**Extracted material:**
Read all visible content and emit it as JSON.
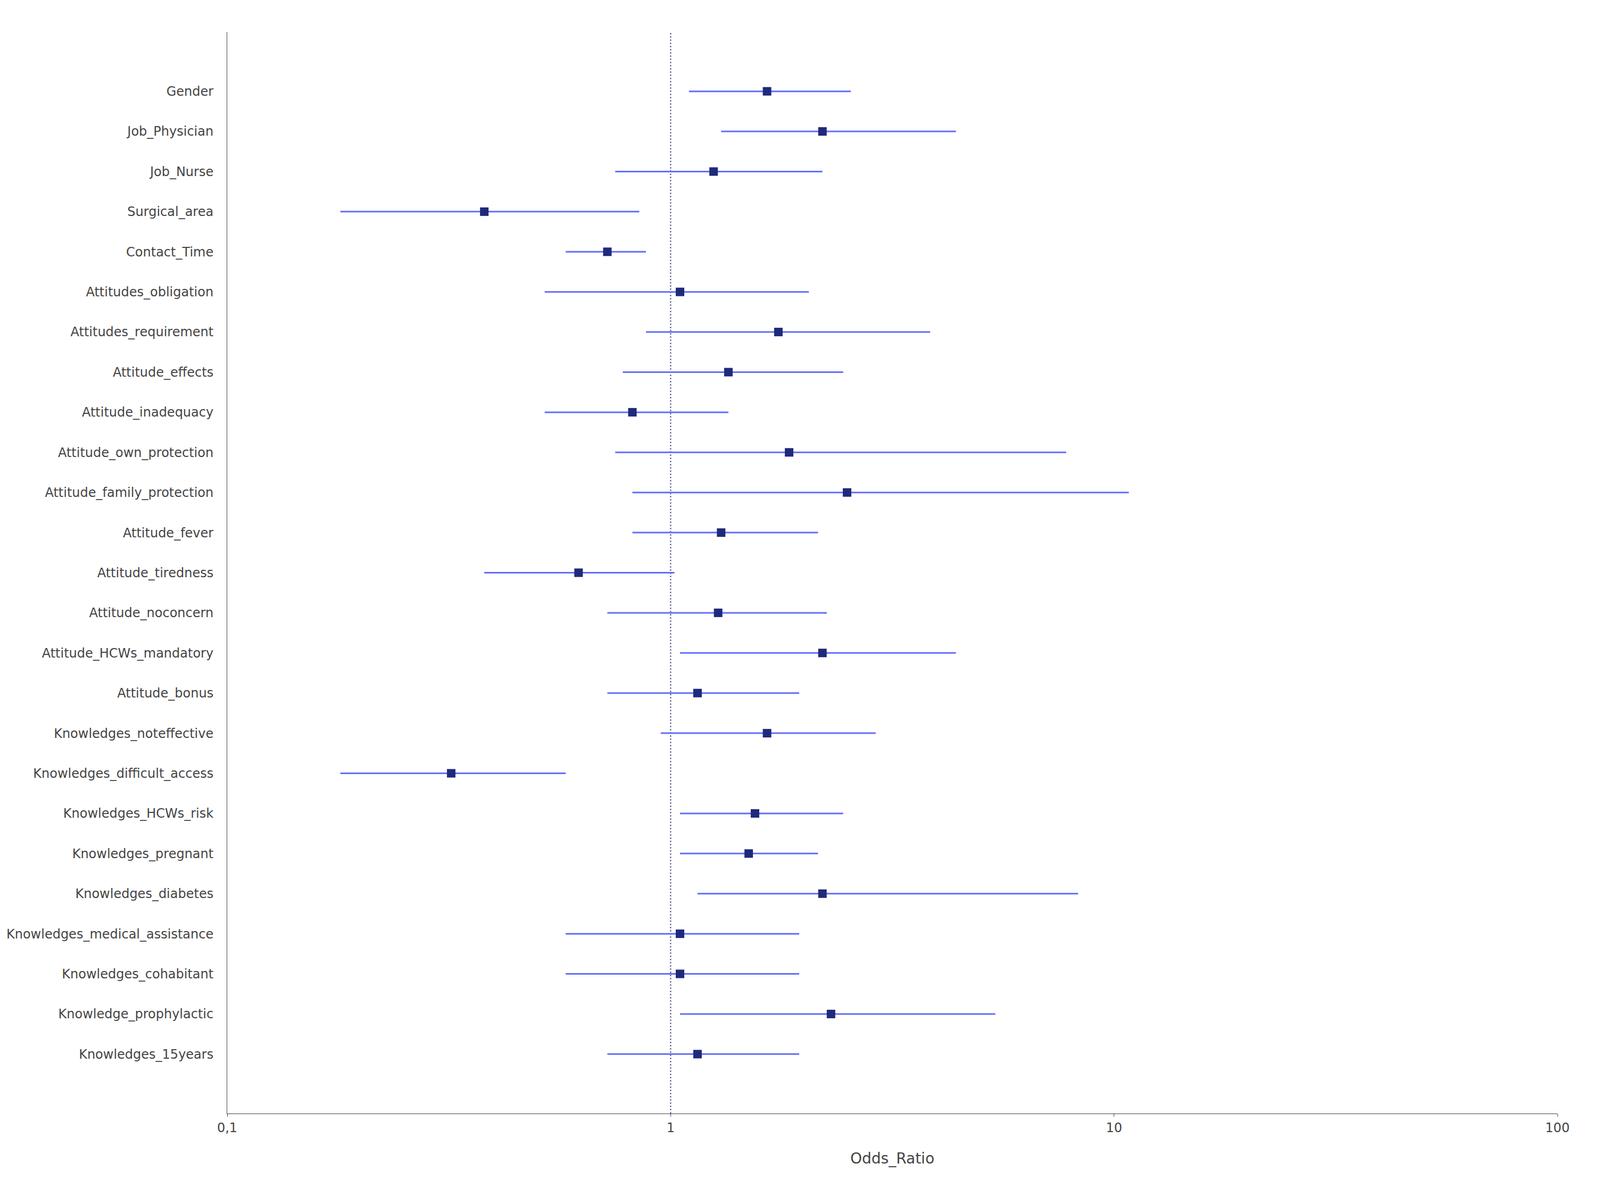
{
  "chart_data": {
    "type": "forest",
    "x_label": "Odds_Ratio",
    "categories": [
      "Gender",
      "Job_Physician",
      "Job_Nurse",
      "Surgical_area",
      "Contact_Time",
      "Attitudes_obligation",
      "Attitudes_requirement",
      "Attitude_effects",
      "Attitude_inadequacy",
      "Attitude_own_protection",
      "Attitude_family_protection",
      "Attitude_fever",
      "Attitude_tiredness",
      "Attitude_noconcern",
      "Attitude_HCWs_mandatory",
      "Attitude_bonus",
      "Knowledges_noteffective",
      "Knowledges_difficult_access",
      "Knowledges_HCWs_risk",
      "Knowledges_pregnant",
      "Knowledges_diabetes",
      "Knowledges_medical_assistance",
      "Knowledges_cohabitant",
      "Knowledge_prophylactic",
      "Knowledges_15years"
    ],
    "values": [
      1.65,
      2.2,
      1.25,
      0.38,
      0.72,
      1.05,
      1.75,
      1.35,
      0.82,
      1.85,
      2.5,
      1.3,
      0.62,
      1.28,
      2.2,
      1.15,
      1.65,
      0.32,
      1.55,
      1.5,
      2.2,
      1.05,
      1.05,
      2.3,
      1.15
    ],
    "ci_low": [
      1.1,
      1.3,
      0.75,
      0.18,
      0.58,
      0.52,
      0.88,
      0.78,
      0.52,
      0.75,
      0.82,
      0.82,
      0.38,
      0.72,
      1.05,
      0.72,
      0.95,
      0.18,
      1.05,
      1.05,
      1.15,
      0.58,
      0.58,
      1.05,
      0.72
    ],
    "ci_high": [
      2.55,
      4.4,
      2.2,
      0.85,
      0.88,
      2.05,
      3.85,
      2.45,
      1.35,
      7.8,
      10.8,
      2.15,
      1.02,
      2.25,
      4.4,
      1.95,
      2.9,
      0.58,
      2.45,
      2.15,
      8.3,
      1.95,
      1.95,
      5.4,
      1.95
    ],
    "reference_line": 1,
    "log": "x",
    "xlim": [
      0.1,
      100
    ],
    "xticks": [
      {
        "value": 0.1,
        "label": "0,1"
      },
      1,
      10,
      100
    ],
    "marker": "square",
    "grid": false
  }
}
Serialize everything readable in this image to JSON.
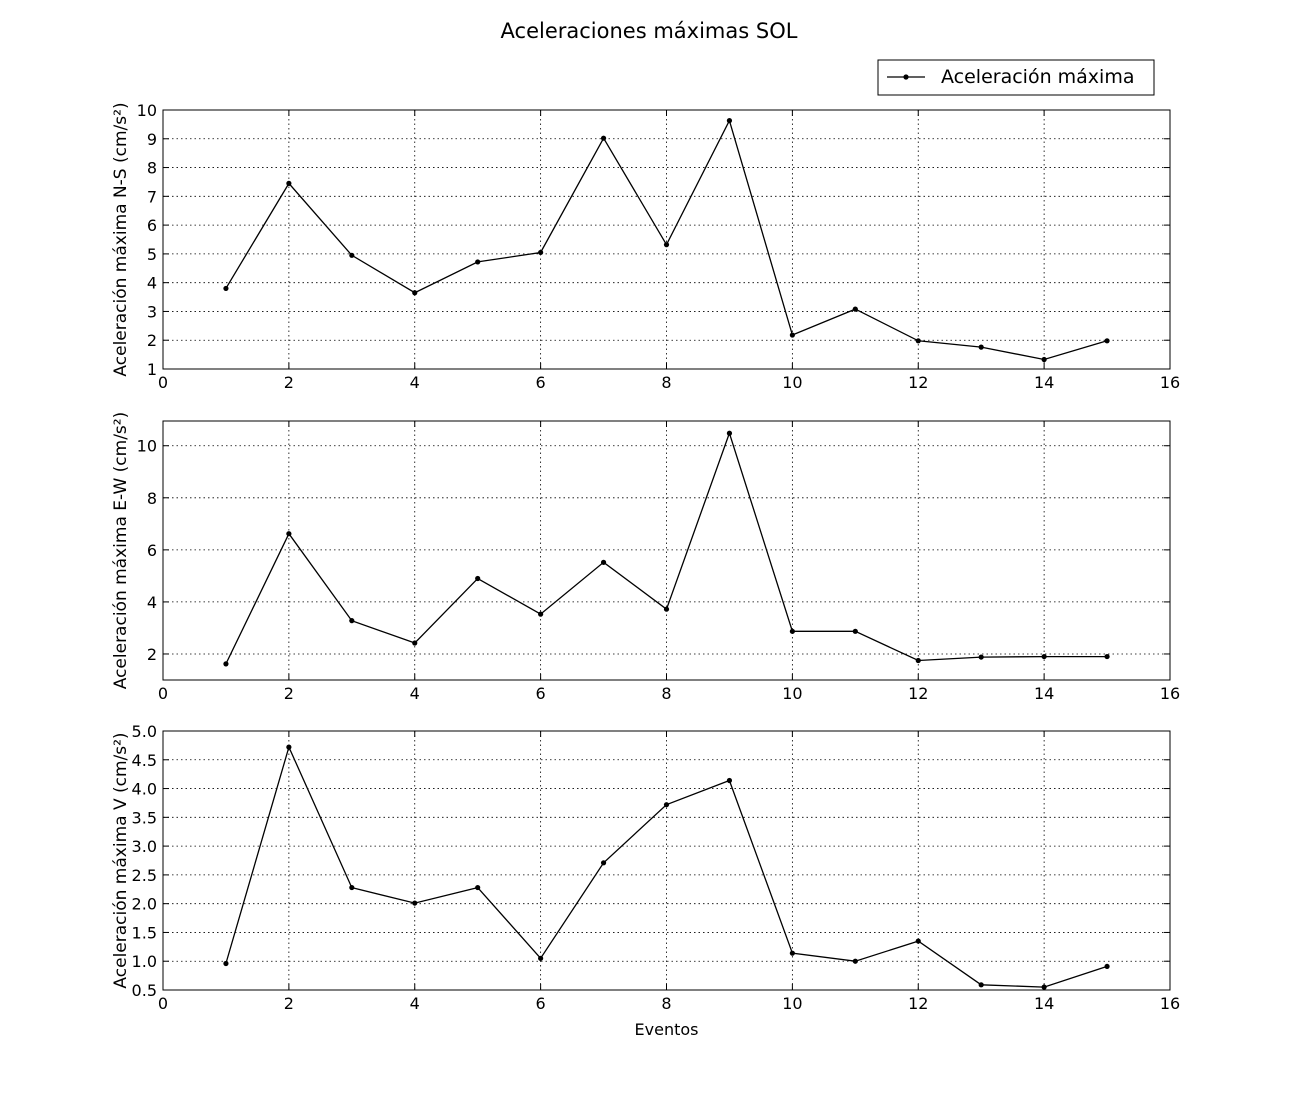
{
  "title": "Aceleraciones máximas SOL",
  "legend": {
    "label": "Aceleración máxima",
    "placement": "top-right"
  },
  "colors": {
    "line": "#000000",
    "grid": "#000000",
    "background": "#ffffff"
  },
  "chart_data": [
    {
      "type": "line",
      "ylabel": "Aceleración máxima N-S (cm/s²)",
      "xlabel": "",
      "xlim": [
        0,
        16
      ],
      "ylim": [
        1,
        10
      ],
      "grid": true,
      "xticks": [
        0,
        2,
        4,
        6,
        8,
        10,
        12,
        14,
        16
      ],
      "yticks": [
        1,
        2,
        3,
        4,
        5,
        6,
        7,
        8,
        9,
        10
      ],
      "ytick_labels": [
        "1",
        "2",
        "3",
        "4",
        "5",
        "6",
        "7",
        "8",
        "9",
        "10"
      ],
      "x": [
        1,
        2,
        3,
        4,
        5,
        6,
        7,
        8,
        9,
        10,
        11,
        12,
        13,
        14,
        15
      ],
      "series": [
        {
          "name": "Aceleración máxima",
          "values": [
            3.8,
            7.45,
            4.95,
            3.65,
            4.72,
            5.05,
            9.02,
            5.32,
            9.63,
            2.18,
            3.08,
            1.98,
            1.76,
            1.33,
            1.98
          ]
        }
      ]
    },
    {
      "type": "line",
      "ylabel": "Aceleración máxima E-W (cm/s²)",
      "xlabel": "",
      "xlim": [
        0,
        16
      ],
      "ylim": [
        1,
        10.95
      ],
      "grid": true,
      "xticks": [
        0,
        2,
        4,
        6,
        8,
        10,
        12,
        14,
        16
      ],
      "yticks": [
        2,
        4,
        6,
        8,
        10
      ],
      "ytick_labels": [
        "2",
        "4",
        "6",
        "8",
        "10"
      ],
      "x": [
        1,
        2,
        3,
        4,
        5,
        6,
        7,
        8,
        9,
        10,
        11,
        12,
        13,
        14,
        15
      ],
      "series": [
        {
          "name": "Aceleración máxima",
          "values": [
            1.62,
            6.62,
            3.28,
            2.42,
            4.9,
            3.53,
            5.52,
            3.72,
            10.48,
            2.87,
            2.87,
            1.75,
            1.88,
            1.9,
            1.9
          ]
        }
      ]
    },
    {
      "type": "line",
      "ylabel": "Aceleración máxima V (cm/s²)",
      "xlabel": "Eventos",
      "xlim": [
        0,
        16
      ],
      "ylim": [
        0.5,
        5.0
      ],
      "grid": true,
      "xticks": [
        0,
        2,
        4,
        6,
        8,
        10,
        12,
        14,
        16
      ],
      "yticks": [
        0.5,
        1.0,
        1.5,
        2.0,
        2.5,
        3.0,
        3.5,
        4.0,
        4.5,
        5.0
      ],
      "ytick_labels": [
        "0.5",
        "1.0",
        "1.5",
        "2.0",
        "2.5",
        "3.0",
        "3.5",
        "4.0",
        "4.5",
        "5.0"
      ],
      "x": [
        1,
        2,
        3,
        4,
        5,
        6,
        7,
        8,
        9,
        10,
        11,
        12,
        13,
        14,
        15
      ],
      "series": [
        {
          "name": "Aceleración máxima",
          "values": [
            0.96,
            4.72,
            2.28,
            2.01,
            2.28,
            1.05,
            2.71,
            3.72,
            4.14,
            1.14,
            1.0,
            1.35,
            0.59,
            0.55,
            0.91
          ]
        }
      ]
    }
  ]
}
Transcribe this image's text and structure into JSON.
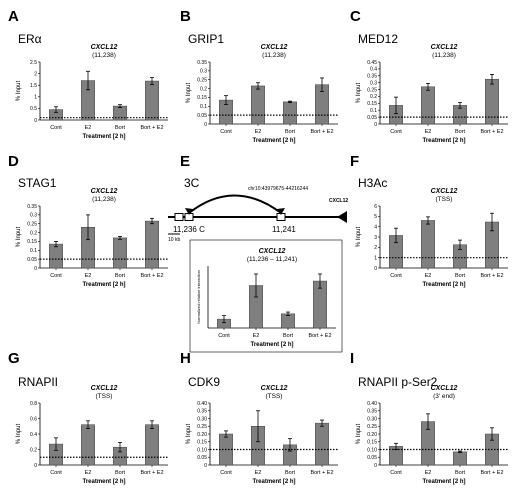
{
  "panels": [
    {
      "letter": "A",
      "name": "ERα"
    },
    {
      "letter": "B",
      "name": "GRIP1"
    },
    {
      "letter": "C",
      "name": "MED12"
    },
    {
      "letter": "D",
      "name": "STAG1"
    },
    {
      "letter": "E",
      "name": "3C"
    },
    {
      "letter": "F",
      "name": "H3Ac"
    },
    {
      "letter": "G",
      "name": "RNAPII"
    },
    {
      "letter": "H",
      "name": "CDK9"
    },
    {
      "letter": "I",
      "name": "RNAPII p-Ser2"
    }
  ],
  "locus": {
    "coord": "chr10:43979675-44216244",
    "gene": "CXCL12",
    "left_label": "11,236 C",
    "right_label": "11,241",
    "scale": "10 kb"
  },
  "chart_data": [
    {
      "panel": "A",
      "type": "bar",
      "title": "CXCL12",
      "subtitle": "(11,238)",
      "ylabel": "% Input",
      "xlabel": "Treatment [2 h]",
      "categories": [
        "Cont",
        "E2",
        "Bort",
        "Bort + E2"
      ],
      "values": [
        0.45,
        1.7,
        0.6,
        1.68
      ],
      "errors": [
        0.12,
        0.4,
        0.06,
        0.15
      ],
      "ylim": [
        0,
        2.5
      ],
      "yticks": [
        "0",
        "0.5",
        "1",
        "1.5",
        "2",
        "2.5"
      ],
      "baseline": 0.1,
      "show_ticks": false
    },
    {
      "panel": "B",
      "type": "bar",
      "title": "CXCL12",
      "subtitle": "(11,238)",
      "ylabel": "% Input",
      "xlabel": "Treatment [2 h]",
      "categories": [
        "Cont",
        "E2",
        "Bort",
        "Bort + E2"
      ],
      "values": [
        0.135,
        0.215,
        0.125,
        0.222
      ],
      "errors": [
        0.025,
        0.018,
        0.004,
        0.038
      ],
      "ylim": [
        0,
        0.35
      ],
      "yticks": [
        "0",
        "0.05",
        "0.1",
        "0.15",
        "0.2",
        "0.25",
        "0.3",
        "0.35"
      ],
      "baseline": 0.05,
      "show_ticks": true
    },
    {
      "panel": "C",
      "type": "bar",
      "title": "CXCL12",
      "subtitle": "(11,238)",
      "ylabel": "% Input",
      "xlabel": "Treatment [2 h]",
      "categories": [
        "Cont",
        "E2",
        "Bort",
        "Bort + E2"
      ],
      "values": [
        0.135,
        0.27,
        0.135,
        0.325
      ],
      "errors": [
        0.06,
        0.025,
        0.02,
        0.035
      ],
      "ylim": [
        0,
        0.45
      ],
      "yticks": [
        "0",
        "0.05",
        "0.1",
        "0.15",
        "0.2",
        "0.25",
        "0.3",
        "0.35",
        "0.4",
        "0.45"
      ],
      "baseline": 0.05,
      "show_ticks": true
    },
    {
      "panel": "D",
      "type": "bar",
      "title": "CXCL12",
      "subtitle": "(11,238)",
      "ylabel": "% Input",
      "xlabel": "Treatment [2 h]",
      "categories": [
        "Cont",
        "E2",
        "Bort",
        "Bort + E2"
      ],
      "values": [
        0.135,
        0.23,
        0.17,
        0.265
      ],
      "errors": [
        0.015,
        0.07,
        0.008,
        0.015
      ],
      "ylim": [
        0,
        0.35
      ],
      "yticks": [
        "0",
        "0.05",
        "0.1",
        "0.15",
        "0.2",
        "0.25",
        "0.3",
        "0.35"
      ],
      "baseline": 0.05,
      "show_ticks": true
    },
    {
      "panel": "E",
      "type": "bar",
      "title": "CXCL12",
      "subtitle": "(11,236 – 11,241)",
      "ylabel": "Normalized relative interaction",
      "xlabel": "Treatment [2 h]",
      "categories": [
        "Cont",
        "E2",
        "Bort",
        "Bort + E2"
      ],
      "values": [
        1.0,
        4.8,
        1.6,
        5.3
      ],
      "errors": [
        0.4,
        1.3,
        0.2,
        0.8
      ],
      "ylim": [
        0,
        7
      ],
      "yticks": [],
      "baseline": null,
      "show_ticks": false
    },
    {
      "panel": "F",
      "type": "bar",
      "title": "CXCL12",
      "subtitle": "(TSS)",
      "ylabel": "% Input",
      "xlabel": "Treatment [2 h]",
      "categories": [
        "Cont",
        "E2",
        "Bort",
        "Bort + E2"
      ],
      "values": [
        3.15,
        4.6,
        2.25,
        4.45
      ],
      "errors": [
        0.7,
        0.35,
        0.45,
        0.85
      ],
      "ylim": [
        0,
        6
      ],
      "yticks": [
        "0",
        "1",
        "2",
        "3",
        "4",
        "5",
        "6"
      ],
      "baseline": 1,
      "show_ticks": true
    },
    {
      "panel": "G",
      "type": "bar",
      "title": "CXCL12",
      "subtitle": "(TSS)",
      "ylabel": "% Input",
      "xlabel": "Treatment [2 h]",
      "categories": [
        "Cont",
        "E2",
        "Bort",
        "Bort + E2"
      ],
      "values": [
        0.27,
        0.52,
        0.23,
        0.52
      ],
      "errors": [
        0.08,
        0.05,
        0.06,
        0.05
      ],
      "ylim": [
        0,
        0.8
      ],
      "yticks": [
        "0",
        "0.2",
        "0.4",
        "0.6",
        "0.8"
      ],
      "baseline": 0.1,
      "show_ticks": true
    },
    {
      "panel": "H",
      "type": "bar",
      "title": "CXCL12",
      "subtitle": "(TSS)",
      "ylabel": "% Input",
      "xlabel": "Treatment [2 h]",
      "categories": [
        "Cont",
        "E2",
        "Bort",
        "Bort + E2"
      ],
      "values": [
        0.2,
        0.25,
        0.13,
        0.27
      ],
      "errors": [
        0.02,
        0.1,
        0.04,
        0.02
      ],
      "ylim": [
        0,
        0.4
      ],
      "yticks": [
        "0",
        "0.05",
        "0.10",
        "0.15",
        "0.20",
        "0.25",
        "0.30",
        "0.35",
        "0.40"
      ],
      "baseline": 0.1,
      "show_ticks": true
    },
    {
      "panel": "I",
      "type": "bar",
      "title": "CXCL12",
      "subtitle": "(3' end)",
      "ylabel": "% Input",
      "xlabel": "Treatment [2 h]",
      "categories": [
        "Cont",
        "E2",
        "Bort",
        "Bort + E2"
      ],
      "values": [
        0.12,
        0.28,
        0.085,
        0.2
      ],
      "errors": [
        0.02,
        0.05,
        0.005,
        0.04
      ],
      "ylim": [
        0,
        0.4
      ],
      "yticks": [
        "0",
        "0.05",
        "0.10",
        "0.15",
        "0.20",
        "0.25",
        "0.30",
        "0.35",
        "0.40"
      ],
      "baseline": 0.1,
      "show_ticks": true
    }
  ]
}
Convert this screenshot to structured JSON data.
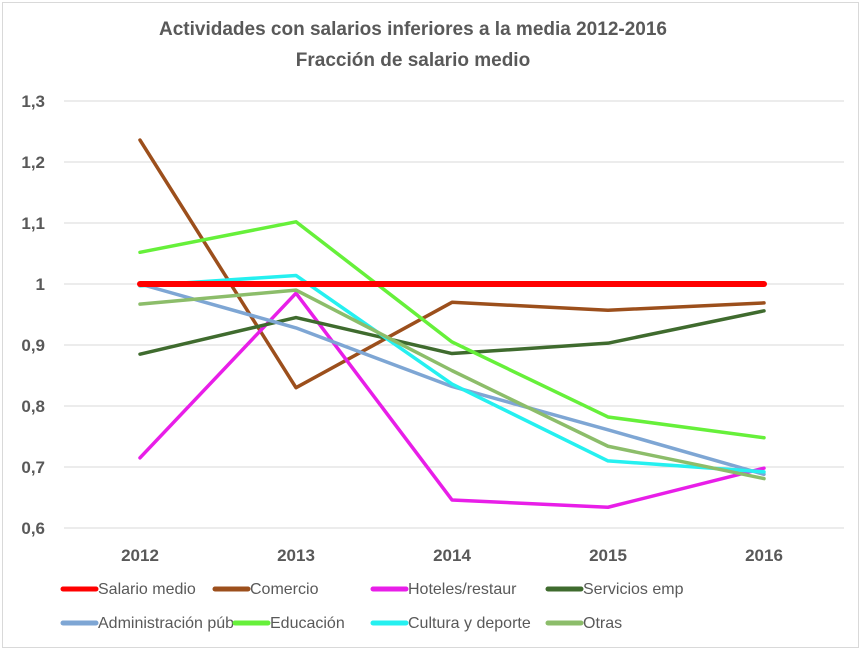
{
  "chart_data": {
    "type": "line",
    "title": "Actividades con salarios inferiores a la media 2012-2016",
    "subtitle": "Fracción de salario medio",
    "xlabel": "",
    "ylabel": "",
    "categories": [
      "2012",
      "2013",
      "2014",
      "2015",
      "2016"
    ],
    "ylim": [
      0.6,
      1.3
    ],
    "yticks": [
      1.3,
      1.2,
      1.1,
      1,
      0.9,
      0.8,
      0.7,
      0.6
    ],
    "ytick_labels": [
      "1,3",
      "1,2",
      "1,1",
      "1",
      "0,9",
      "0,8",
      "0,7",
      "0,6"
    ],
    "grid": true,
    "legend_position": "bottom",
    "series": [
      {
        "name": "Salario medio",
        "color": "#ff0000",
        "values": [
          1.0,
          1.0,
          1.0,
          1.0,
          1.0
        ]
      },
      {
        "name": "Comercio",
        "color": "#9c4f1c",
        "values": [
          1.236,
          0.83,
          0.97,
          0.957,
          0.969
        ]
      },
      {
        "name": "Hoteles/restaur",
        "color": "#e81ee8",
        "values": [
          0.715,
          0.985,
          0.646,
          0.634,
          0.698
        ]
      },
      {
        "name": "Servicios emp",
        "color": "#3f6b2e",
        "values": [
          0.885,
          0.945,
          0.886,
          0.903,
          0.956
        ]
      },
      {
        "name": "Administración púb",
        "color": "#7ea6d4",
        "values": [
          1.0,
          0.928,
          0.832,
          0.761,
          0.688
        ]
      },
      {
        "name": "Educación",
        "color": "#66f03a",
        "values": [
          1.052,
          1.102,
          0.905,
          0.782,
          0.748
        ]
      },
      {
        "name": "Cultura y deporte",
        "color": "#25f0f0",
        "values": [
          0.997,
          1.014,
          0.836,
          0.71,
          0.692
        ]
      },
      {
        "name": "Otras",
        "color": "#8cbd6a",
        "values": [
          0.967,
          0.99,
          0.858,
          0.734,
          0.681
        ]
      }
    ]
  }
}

**Task to carry out:**
Find the lines above that include the string "image" and copy them.

**Response to this task:**
Serialize everything readable in this image to JSON.
Transcribe this image's text and structure into JSON.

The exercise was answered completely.